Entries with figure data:
===============
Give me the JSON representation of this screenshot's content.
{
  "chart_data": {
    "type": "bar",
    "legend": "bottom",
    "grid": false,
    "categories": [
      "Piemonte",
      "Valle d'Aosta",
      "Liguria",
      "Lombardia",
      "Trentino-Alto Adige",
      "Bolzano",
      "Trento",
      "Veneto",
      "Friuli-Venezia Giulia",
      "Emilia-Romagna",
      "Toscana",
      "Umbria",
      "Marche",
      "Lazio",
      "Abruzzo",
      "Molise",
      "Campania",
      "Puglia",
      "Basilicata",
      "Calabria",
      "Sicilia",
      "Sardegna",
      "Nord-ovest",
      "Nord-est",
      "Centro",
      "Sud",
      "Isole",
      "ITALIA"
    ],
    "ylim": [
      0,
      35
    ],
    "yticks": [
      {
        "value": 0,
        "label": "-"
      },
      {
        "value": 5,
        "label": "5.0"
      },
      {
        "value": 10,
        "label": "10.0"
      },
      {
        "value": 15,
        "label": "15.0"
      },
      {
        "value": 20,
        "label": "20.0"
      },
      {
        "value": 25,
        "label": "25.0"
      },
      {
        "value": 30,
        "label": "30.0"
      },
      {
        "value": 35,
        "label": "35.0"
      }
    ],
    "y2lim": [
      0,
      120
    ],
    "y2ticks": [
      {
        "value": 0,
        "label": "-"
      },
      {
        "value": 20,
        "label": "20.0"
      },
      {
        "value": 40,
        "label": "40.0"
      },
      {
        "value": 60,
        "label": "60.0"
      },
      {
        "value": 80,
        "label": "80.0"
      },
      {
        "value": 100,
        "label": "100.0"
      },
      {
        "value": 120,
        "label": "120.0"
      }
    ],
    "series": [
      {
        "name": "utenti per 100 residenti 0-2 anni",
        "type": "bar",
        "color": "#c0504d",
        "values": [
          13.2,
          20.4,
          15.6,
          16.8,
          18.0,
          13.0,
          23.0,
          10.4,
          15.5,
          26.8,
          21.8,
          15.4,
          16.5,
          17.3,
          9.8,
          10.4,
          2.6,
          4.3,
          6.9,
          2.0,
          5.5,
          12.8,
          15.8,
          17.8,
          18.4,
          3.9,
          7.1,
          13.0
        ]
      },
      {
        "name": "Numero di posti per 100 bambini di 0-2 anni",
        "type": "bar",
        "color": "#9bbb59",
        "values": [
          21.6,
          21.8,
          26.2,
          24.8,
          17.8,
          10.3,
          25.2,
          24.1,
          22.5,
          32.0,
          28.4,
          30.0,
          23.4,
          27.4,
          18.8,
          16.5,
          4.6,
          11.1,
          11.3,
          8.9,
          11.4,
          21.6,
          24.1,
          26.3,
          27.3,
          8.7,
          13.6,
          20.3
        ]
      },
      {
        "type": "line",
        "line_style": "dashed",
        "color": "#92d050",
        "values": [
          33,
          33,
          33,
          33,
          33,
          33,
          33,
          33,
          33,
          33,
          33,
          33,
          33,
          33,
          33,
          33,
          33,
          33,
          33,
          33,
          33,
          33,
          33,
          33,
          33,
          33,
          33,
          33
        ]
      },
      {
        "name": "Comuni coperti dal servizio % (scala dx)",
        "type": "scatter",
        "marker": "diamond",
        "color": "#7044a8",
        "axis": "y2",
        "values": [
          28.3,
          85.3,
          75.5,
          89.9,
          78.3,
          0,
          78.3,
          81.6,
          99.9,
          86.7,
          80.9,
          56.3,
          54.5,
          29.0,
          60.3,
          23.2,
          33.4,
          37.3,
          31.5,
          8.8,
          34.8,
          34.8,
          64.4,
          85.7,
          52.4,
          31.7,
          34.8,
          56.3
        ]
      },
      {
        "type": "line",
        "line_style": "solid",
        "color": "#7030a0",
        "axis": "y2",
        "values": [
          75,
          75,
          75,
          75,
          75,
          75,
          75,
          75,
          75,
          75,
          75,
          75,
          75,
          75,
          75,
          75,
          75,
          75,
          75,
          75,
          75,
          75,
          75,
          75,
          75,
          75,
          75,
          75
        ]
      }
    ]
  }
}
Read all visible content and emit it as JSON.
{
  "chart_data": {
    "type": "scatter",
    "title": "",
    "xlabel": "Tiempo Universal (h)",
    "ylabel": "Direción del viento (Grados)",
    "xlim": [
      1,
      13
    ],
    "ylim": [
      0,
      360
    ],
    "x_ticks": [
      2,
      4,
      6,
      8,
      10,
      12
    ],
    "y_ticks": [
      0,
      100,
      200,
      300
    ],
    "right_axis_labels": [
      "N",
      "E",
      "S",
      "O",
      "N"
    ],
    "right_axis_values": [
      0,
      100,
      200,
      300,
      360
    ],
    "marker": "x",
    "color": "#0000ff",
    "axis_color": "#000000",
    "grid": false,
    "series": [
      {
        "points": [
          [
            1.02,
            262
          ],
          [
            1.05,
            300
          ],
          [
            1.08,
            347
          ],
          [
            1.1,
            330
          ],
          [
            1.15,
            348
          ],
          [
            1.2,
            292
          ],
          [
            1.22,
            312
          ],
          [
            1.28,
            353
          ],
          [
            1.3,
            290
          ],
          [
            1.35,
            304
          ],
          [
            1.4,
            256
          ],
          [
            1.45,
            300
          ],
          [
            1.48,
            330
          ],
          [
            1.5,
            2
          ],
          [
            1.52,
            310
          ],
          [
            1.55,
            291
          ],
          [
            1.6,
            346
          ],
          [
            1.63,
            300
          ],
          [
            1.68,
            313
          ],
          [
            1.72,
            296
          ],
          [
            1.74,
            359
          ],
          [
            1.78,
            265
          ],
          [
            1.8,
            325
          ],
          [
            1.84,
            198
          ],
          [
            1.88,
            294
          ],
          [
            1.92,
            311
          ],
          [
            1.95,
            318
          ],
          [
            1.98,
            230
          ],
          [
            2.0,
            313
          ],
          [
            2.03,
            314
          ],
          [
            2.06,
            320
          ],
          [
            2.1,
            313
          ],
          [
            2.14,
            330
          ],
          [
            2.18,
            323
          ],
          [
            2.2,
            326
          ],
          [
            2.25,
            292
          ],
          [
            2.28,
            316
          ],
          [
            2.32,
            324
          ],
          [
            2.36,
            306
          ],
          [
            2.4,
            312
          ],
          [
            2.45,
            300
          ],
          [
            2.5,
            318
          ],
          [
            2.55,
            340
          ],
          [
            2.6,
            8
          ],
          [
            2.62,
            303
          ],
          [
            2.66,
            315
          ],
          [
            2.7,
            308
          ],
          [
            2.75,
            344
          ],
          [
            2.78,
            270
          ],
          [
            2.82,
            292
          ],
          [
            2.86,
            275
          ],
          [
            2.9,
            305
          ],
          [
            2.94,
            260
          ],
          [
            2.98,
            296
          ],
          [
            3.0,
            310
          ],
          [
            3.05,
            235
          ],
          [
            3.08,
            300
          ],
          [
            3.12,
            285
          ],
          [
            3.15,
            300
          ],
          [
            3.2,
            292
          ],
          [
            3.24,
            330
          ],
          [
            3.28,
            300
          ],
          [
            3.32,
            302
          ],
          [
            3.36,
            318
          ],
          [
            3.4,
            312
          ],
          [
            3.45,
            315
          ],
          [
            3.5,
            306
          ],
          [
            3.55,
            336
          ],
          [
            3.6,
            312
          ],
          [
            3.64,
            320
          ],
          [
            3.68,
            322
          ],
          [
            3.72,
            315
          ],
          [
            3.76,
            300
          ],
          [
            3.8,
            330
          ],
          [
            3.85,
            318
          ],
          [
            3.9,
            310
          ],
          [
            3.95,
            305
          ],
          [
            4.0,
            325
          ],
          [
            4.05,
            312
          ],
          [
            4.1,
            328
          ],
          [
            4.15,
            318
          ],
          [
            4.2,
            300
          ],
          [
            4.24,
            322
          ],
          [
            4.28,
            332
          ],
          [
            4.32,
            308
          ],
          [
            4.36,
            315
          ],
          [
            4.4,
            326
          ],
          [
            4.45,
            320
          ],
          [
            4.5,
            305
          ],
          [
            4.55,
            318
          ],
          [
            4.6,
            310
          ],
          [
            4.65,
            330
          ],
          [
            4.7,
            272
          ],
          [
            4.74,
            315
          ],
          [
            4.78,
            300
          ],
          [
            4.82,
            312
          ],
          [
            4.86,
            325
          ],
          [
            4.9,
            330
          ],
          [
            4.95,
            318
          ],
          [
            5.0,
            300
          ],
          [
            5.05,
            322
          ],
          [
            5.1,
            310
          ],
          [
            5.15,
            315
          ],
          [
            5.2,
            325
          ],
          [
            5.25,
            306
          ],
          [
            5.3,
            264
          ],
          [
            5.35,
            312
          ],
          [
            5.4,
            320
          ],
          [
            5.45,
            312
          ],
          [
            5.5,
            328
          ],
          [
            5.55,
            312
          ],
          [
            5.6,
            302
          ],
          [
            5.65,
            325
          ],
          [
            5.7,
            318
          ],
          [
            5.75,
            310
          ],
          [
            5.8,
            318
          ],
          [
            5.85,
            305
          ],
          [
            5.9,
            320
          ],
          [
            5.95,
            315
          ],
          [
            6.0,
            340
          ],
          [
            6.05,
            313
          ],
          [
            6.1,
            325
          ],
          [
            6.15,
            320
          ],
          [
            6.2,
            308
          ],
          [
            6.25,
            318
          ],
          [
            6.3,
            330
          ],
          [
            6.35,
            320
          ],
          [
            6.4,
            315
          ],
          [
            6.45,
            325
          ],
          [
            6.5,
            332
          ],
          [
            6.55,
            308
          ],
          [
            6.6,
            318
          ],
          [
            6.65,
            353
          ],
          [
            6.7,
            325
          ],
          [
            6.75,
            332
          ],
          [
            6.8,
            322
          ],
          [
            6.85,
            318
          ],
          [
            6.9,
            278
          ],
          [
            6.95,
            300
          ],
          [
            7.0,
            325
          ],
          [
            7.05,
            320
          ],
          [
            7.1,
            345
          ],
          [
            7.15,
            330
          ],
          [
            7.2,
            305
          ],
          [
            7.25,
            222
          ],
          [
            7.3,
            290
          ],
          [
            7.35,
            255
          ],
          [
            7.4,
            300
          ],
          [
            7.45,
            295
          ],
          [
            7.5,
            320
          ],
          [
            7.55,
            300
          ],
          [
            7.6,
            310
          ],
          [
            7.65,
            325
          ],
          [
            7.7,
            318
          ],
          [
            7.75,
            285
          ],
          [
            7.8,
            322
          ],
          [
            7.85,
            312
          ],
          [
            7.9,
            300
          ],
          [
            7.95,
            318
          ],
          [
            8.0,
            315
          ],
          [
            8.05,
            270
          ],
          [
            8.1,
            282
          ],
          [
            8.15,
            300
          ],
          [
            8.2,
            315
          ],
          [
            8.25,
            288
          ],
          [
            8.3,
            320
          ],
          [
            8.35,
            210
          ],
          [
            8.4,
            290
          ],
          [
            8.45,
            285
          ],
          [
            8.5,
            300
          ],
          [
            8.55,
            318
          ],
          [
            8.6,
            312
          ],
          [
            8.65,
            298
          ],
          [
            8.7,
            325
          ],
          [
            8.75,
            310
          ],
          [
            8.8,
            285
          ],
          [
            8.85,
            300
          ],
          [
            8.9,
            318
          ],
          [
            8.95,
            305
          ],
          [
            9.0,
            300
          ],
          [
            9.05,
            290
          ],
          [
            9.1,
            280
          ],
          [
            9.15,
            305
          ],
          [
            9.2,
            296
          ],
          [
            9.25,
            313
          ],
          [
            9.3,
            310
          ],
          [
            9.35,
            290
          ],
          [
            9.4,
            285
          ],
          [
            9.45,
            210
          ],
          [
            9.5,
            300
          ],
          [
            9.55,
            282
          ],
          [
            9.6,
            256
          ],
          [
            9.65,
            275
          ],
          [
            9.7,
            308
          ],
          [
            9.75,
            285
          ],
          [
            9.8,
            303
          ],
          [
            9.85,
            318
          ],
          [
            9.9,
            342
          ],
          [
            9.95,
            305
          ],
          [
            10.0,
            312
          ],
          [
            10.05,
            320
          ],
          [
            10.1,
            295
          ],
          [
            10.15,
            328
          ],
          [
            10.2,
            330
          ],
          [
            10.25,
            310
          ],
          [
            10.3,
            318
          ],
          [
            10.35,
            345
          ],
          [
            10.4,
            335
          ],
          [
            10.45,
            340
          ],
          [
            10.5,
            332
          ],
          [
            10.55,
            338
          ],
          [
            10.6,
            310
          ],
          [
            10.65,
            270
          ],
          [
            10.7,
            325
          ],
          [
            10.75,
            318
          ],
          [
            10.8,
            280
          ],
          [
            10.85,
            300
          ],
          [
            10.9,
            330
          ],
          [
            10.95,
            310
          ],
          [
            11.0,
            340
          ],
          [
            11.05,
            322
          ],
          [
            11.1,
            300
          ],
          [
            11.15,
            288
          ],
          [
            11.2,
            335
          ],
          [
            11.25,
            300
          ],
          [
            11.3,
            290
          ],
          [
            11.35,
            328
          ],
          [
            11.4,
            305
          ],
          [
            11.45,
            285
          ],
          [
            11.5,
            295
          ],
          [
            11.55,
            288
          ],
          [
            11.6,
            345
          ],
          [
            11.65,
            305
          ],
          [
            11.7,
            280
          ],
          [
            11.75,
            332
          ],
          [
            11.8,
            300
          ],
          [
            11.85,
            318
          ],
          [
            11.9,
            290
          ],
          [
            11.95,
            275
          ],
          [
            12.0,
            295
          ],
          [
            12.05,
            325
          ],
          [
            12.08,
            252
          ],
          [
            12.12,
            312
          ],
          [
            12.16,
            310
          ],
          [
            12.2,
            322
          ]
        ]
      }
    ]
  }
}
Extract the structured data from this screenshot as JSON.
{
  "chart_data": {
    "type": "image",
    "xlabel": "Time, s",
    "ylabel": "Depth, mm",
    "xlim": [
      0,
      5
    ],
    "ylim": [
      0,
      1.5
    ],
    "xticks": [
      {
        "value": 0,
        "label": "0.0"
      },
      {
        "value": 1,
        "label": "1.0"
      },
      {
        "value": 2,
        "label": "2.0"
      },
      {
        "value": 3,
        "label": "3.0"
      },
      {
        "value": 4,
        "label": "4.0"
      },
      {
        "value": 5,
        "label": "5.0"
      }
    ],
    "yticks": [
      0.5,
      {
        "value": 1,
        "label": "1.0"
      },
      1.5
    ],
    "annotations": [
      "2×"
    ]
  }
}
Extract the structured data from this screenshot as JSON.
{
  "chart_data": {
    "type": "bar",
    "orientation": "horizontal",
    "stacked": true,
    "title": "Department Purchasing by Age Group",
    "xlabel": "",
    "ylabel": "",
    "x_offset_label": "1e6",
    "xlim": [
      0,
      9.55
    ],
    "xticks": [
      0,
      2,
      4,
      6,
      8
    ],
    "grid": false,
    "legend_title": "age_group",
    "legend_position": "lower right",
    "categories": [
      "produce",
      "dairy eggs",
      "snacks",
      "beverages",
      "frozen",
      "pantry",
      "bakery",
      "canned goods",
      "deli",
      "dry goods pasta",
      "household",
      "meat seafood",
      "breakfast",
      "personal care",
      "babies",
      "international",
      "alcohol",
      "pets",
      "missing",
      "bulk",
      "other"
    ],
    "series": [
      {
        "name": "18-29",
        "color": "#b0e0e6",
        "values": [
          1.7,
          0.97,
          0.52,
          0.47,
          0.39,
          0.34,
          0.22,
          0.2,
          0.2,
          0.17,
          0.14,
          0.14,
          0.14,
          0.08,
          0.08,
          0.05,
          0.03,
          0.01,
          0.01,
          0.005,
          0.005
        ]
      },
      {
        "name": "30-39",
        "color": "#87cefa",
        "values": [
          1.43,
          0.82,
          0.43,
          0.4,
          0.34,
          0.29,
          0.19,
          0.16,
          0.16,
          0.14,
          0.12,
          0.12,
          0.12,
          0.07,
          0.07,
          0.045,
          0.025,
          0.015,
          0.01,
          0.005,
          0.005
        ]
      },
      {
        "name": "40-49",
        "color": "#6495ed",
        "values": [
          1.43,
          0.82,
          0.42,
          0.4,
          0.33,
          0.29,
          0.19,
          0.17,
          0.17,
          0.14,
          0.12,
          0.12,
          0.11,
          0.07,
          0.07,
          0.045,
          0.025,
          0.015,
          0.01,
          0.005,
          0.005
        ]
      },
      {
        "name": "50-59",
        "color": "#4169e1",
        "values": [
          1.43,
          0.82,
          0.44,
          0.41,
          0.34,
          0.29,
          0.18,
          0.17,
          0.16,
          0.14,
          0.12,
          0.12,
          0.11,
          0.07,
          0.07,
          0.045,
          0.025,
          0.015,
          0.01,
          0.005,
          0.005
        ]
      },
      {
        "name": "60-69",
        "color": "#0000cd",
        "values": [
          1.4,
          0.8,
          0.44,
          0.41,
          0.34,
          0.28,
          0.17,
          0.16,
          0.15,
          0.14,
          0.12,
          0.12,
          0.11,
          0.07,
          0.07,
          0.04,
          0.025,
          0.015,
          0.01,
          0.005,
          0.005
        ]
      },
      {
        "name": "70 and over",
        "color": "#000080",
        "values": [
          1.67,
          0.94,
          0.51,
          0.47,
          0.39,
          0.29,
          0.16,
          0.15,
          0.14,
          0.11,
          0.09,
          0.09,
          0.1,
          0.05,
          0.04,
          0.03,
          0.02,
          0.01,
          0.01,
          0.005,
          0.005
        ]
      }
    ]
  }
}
===============
Check each line of the data above for the string "ylabel", then report how many lines have it, with no other words.

**Problem solution**
3